(Records contained in a dataset)
** Begin **

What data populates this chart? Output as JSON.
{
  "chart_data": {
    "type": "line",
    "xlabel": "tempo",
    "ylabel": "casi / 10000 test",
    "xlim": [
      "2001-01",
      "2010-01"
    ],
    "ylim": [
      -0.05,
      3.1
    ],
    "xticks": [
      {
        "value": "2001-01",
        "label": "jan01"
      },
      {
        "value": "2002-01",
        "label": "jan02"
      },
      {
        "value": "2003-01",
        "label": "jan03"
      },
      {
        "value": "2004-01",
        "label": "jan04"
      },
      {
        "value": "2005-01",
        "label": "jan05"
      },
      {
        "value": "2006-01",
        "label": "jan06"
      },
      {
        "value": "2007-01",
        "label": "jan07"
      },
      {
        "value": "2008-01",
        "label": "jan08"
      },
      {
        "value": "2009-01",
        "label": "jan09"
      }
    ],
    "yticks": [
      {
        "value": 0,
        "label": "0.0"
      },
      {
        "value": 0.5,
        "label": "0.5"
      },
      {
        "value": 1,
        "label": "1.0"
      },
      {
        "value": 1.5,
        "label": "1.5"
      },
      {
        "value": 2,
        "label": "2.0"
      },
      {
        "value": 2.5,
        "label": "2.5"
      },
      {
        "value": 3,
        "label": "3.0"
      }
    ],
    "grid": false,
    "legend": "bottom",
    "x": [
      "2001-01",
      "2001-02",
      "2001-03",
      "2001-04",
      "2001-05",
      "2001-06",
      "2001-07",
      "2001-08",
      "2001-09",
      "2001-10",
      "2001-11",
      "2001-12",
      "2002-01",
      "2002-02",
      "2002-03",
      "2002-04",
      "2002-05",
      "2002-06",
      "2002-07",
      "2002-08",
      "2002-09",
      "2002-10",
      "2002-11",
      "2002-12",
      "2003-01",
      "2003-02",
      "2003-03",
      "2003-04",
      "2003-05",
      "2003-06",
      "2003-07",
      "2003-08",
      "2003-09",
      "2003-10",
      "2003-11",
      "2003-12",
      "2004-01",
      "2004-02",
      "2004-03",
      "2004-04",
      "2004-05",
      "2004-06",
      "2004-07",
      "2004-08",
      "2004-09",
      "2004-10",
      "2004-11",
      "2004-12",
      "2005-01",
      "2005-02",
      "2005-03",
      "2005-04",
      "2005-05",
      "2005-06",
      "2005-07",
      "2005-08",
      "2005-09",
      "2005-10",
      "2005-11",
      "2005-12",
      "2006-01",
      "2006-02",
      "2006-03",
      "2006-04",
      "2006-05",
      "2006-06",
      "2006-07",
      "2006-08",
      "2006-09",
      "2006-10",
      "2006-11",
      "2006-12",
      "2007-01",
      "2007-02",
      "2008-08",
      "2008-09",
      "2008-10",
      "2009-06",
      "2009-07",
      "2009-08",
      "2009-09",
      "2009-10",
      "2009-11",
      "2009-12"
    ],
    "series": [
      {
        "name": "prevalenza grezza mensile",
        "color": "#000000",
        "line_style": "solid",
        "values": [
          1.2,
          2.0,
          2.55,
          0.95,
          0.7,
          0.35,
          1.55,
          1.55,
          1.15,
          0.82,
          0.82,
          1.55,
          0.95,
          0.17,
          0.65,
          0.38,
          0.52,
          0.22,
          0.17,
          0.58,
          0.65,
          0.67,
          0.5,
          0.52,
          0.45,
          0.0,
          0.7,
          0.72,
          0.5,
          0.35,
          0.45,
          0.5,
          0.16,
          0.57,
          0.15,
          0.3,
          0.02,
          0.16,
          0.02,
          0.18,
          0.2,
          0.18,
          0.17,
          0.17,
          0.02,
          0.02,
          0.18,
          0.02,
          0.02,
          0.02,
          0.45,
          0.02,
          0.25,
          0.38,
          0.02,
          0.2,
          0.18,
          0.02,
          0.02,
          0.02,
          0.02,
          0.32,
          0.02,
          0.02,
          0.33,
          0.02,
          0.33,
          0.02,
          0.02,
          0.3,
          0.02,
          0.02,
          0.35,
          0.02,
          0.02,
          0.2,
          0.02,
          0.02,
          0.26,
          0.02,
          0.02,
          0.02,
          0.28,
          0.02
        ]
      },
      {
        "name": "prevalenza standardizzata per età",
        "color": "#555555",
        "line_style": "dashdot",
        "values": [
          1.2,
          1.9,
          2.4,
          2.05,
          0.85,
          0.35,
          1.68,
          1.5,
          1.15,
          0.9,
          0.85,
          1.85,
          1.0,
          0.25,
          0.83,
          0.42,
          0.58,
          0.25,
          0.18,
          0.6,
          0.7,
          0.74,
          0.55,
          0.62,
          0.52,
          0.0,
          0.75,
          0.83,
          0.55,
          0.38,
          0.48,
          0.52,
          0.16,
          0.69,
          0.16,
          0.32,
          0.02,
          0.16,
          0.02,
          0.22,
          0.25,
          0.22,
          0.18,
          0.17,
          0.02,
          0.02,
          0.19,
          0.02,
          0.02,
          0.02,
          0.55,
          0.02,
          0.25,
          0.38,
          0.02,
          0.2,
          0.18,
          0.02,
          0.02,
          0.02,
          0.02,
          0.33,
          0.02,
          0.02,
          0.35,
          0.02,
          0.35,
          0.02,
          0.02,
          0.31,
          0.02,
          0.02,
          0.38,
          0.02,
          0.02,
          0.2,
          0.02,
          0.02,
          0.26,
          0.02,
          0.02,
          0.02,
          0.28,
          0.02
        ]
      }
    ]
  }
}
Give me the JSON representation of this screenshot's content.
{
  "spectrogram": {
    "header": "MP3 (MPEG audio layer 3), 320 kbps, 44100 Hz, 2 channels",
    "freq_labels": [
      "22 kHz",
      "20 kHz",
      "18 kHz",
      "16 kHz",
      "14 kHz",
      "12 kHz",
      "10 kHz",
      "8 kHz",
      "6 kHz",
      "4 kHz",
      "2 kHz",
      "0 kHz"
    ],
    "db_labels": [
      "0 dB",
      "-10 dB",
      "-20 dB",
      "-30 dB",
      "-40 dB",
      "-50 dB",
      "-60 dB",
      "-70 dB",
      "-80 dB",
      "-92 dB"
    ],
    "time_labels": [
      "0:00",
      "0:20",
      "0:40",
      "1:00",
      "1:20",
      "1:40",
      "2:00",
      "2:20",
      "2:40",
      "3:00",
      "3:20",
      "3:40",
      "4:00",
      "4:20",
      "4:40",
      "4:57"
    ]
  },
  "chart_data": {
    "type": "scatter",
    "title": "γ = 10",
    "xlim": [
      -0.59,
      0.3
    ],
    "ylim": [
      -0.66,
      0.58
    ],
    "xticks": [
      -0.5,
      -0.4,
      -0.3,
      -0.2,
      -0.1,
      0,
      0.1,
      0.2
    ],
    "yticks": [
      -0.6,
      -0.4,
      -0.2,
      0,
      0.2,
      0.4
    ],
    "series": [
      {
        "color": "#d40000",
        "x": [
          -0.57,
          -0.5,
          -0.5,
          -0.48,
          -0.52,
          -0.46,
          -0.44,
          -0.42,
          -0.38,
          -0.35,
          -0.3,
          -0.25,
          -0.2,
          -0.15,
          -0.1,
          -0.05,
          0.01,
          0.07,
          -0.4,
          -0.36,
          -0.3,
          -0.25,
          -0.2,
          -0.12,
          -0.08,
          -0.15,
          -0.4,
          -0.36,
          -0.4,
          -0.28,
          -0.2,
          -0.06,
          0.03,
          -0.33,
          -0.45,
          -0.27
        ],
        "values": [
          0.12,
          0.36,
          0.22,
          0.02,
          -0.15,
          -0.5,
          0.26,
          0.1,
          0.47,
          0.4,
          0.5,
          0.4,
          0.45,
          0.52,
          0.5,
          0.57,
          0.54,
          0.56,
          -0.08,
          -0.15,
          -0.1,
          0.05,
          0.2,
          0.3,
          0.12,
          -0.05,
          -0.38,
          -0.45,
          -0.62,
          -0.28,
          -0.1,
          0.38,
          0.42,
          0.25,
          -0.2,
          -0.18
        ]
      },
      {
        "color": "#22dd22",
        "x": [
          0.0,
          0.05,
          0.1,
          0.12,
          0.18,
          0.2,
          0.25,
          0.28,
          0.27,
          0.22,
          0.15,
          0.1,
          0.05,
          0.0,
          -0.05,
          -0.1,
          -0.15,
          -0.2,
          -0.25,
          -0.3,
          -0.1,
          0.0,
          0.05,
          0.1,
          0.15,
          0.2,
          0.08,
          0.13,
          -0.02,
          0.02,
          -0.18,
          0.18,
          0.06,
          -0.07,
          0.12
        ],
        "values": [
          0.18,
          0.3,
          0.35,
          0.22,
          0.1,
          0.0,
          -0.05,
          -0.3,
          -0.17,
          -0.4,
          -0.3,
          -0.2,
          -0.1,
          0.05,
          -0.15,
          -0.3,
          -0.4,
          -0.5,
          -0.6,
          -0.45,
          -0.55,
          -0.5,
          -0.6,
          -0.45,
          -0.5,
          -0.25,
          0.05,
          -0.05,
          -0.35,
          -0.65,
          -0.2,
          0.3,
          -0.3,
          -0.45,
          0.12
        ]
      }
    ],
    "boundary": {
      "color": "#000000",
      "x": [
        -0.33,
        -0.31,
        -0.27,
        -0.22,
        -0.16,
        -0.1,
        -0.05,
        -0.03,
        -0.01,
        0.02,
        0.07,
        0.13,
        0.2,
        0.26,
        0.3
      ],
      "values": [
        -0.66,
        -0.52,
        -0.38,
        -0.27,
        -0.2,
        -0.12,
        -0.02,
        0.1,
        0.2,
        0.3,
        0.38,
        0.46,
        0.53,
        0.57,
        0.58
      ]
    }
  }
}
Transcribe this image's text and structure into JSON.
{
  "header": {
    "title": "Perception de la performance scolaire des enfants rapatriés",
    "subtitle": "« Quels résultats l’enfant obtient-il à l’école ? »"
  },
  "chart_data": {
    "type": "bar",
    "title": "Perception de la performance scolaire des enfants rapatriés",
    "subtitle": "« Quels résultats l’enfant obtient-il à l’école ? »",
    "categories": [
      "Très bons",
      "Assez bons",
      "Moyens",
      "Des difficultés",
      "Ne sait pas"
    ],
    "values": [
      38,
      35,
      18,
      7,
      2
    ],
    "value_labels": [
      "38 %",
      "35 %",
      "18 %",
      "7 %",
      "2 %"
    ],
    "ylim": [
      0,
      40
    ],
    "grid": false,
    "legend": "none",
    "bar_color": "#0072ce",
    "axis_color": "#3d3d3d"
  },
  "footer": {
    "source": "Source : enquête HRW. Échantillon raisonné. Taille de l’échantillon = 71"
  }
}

** End **

- **Exercise description**:
Return the lines above, from the one containing "Transcribe this image's" to the end, exactly as they stand.

- **Task response**:
Transcribe this image's text and structure into JSON.
{
  "header": {
    "title": "Perception de la performance scolaire des enfants rapatriés",
    "subtitle": "« Quels résultats l’enfant obtient-il à l’école ? »"
  },
  "chart_data": {
    "type": "bar",
    "title": "Perception de la performance scolaire des enfants rapatriés",
    "subtitle": "« Quels résultats l’enfant obtient-il à l’école ? »",
    "categories": [
      "Très bons",
      "Assez bons",
      "Moyens",
      "Des difficultés",
      "Ne sait pas"
    ],
    "values": [
      38,
      35,
      18,
      7,
      2
    ],
    "value_labels": [
      "38 %",
      "35 %",
      "18 %",
      "7 %",
      "2 %"
    ],
    "ylim": [
      0,
      40
    ],
    "grid": false,
    "legend": "none",
    "bar_color": "#0072ce",
    "axis_color": "#3d3d3d"
  },
  "footer": {
    "source": "Source : enquête HRW. Échantillon raisonné. Taille de l’échantillon = 71"
  }
}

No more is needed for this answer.